* Begin Data extract *
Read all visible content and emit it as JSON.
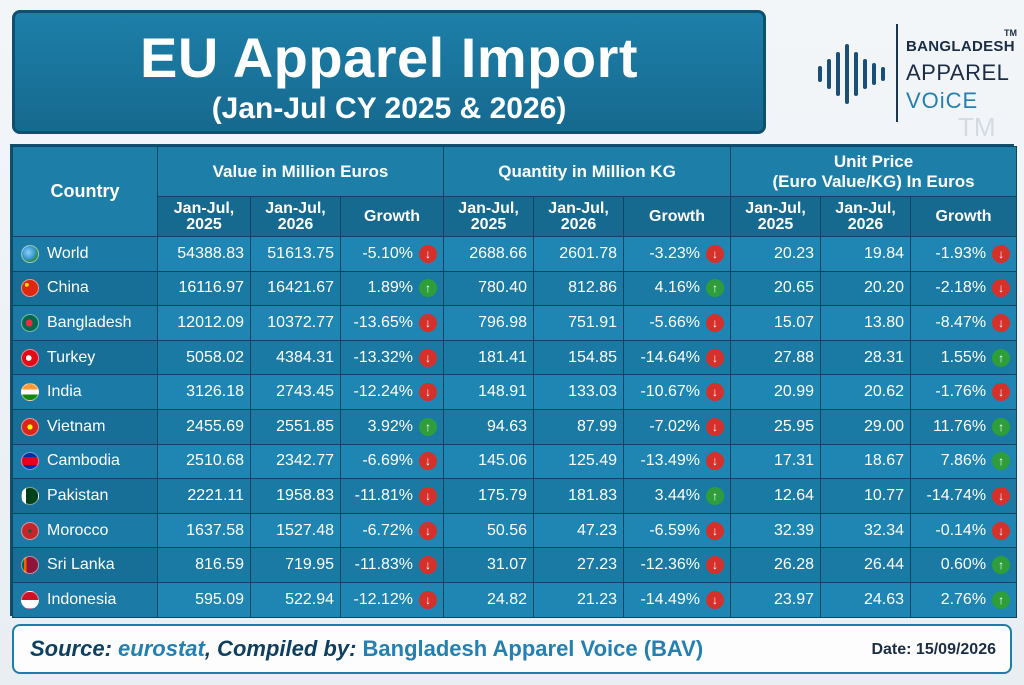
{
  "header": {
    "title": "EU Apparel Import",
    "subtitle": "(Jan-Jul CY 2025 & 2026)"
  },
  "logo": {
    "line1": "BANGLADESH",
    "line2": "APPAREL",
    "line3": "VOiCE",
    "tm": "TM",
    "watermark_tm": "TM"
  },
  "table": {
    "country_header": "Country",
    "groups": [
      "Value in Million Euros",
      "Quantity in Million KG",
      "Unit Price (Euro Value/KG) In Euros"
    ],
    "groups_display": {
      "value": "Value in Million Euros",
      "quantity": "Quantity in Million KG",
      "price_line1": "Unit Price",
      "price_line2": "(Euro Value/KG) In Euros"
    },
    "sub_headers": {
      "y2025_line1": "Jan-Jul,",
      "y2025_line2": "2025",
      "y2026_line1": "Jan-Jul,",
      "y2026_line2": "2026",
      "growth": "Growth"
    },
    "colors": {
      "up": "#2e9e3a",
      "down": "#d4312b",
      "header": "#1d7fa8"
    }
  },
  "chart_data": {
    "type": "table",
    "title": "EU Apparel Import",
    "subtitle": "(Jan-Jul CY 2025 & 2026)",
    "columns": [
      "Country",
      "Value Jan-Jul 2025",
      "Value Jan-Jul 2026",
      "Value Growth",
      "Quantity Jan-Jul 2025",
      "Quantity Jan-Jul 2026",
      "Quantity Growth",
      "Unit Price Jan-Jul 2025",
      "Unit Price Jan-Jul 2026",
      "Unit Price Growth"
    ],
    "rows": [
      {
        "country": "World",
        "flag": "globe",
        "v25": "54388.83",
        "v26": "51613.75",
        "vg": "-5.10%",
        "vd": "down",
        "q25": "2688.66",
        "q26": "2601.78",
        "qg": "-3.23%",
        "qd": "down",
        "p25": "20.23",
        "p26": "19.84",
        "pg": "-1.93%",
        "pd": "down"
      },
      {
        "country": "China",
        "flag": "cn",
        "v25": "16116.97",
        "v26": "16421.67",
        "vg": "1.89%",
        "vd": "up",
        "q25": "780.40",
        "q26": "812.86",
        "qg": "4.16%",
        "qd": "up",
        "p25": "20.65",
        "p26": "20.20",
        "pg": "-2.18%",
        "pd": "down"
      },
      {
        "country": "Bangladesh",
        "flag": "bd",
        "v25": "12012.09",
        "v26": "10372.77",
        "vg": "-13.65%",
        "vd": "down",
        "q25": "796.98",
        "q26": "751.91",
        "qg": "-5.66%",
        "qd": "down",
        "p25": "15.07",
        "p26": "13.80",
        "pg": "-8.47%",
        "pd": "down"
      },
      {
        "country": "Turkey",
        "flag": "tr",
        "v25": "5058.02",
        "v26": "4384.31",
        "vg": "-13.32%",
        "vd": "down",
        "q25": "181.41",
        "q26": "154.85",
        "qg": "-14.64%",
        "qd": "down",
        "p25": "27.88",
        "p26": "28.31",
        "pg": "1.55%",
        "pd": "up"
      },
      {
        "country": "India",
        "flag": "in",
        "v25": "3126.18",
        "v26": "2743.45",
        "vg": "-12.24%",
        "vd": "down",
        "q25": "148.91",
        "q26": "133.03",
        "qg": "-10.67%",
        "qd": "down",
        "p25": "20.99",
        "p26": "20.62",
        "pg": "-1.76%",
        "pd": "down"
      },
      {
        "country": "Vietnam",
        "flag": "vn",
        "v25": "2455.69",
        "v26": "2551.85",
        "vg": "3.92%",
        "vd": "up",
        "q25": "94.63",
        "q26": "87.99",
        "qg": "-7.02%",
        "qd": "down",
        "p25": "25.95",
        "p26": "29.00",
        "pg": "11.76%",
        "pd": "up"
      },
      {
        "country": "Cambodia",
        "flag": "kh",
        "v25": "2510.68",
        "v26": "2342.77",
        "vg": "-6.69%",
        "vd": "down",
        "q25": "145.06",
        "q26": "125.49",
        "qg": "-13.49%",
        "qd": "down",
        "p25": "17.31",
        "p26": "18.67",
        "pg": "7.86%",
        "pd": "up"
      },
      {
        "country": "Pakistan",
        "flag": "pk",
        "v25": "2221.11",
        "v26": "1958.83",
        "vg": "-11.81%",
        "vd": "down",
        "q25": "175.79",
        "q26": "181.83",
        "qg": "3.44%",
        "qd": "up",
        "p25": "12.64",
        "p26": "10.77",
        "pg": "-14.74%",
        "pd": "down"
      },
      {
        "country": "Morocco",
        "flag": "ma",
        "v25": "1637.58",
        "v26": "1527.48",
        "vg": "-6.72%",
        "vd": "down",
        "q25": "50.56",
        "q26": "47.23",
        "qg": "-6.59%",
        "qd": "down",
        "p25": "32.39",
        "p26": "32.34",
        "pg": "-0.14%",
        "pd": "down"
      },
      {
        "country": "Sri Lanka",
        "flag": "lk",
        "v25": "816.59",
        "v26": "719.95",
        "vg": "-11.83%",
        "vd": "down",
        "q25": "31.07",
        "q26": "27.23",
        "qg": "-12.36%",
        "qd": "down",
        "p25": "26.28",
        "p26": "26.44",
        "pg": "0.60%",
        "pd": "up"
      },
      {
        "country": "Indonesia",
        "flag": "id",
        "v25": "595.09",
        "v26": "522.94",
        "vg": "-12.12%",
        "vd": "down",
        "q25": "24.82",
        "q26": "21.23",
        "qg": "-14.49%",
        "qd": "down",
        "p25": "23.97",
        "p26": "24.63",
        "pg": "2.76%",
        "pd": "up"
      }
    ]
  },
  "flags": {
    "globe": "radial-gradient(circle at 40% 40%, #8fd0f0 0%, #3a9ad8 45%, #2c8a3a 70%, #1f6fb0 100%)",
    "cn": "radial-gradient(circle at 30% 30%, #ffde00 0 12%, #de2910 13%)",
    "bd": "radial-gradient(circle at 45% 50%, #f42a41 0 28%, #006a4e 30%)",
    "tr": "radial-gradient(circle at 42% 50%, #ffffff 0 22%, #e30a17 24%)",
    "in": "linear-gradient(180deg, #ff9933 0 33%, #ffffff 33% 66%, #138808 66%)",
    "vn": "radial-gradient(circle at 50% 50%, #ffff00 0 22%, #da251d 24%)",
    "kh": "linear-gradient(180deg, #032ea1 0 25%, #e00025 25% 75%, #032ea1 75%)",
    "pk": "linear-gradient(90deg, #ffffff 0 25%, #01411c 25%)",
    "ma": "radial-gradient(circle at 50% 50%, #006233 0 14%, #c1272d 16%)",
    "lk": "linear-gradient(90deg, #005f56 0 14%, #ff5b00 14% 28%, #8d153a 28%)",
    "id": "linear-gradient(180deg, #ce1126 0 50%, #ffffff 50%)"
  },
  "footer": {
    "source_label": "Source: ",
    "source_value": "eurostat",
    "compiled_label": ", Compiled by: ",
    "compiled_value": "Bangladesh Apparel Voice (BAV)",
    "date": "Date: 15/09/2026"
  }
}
* End Data extract *
Written request
Output a faithful copy of the data, with each picture left out.

Worked answer
Read all visible content and emit it as JSON.
{
  "header": {
    "title": "EU Apparel Import",
    "subtitle": "(Jan-Jul CY 2025 & 2026)"
  },
  "logo": {
    "line1": "BANGLADESH",
    "line2": "APPAREL",
    "line3": "VOiCE",
    "tm": "TM",
    "watermark_tm": "TM"
  },
  "table": {
    "country_header": "Country",
    "groups": [
      "Value in Million Euros",
      "Quantity in Million KG",
      "Unit Price (Euro Value/KG) In Euros"
    ],
    "groups_display": {
      "value": "Value in Million Euros",
      "quantity": "Quantity in Million KG",
      "price_line1": "Unit Price",
      "price_line2": "(Euro Value/KG) In Euros"
    },
    "sub_headers": {
      "y2025_line1": "Jan-Jul,",
      "y2025_line2": "2025",
      "y2026_line1": "Jan-Jul,",
      "y2026_line2": "2026",
      "growth": "Growth"
    },
    "colors": {
      "up": "#2e9e3a",
      "down": "#d4312b",
      "header": "#1d7fa8"
    }
  },
  "chart_data": {
    "type": "table",
    "title": "EU Apparel Import",
    "subtitle": "(Jan-Jul CY 2025 & 2026)",
    "columns": [
      "Country",
      "Value Jan-Jul 2025",
      "Value Jan-Jul 2026",
      "Value Growth",
      "Quantity Jan-Jul 2025",
      "Quantity Jan-Jul 2026",
      "Quantity Growth",
      "Unit Price Jan-Jul 2025",
      "Unit Price Jan-Jul 2026",
      "Unit Price Growth"
    ],
    "rows": [
      {
        "country": "World",
        "flag": "globe",
        "v25": "54388.83",
        "v26": "51613.75",
        "vg": "-5.10%",
        "vd": "down",
        "q25": "2688.66",
        "q26": "2601.78",
        "qg": "-3.23%",
        "qd": "down",
        "p25": "20.23",
        "p26": "19.84",
        "pg": "-1.93%",
        "pd": "down"
      },
      {
        "country": "China",
        "flag": "cn",
        "v25": "16116.97",
        "v26": "16421.67",
        "vg": "1.89%",
        "vd": "up",
        "q25": "780.40",
        "q26": "812.86",
        "qg": "4.16%",
        "qd": "up",
        "p25": "20.65",
        "p26": "20.20",
        "pg": "-2.18%",
        "pd": "down"
      },
      {
        "country": "Bangladesh",
        "flag": "bd",
        "v25": "12012.09",
        "v26": "10372.77",
        "vg": "-13.65%",
        "vd": "down",
        "q25": "796.98",
        "q26": "751.91",
        "qg": "-5.66%",
        "qd": "down",
        "p25": "15.07",
        "p26": "13.80",
        "pg": "-8.47%",
        "pd": "down"
      },
      {
        "country": "Turkey",
        "flag": "tr",
        "v25": "5058.02",
        "v26": "4384.31",
        "vg": "-13.32%",
        "vd": "down",
        "q25": "181.41",
        "q26": "154.85",
        "qg": "-14.64%",
        "qd": "down",
        "p25": "27.88",
        "p26": "28.31",
        "pg": "1.55%",
        "pd": "up"
      },
      {
        "country": "India",
        "flag": "in",
        "v25": "3126.18",
        "v26": "2743.45",
        "vg": "-12.24%",
        "vd": "down",
        "q25": "148.91",
        "q26": "133.03",
        "qg": "-10.67%",
        "qd": "down",
        "p25": "20.99",
        "p26": "20.62",
        "pg": "-1.76%",
        "pd": "down"
      },
      {
        "country": "Vietnam",
        "flag": "vn",
        "v25": "2455.69",
        "v26": "2551.85",
        "vg": "3.92%",
        "vd": "up",
        "q25": "94.63",
        "q26": "87.99",
        "qg": "-7.02%",
        "qd": "down",
        "p25": "25.95",
        "p26": "29.00",
        "pg": "11.76%",
        "pd": "up"
      },
      {
        "country": "Cambodia",
        "flag": "kh",
        "v25": "2510.68",
        "v26": "2342.77",
        "vg": "-6.69%",
        "vd": "down",
        "q25": "145.06",
        "q26": "125.49",
        "qg": "-13.49%",
        "qd": "down",
        "p25": "17.31",
        "p26": "18.67",
        "pg": "7.86%",
        "pd": "up"
      },
      {
        "country": "Pakistan",
        "flag": "pk",
        "v25": "2221.11",
        "v26": "1958.83",
        "vg": "-11.81%",
        "vd": "down",
        "q25": "175.79",
        "q26": "181.83",
        "qg": "3.44%",
        "qd": "up",
        "p25": "12.64",
        "p26": "10.77",
        "pg": "-14.74%",
        "pd": "down"
      },
      {
        "country": "Morocco",
        "flag": "ma",
        "v25": "1637.58",
        "v26": "1527.48",
        "vg": "-6.72%",
        "vd": "down",
        "q25": "50.56",
        "q26": "47.23",
        "qg": "-6.59%",
        "qd": "down",
        "p25": "32.39",
        "p26": "32.34",
        "pg": "-0.14%",
        "pd": "down"
      },
      {
        "country": "Sri Lanka",
        "flag": "lk",
        "v25": "816.59",
        "v26": "719.95",
        "vg": "-11.83%",
        "vd": "down",
        "q25": "31.07",
        "q26": "27.23",
        "qg": "-12.36%",
        "qd": "down",
        "p25": "26.28",
        "p26": "26.44",
        "pg": "0.60%",
        "pd": "up"
      },
      {
        "country": "Indonesia",
        "flag": "id",
        "v25": "595.09",
        "v26": "522.94",
        "vg": "-12.12%",
        "vd": "down",
        "q25": "24.82",
        "q26": "21.23",
        "qg": "-14.49%",
        "qd": "down",
        "p25": "23.97",
        "p26": "24.63",
        "pg": "2.76%",
        "pd": "up"
      }
    ]
  },
  "flags": {
    "globe": "radial-gradient(circle at 40% 40%, #8fd0f0 0%, #3a9ad8 45%, #2c8a3a 70%, #1f6fb0 100%)",
    "cn": "radial-gradient(circle at 30% 30%, #ffde00 0 12%, #de2910 13%)",
    "bd": "radial-gradient(circle at 45% 50%, #f42a41 0 28%, #006a4e 30%)",
    "tr": "radial-gradient(circle at 42% 50%, #ffffff 0 22%, #e30a17 24%)",
    "in": "linear-gradient(180deg, #ff9933 0 33%, #ffffff 33% 66%, #138808 66%)",
    "vn": "radial-gradient(circle at 50% 50%, #ffff00 0 22%, #da251d 24%)",
    "kh": "linear-gradient(180deg, #032ea1 0 25%, #e00025 25% 75%, #032ea1 75%)",
    "pk": "linear-gradient(90deg, #ffffff 0 25%, #01411c 25%)",
    "ma": "radial-gradient(circle at 50% 50%, #006233 0 14%, #c1272d 16%)",
    "lk": "linear-gradient(90deg, #005f56 0 14%, #ff5b00 14% 28%, #8d153a 28%)",
    "id": "linear-gradient(180deg, #ce1126 0 50%, #ffffff 50%)"
  },
  "footer": {
    "source_label": "Source: ",
    "source_value": "eurostat",
    "compiled_label": ", Compiled by: ",
    "compiled_value": "Bangladesh Apparel Voice (BAV)",
    "date": "Date: 15/09/2026"
  }
}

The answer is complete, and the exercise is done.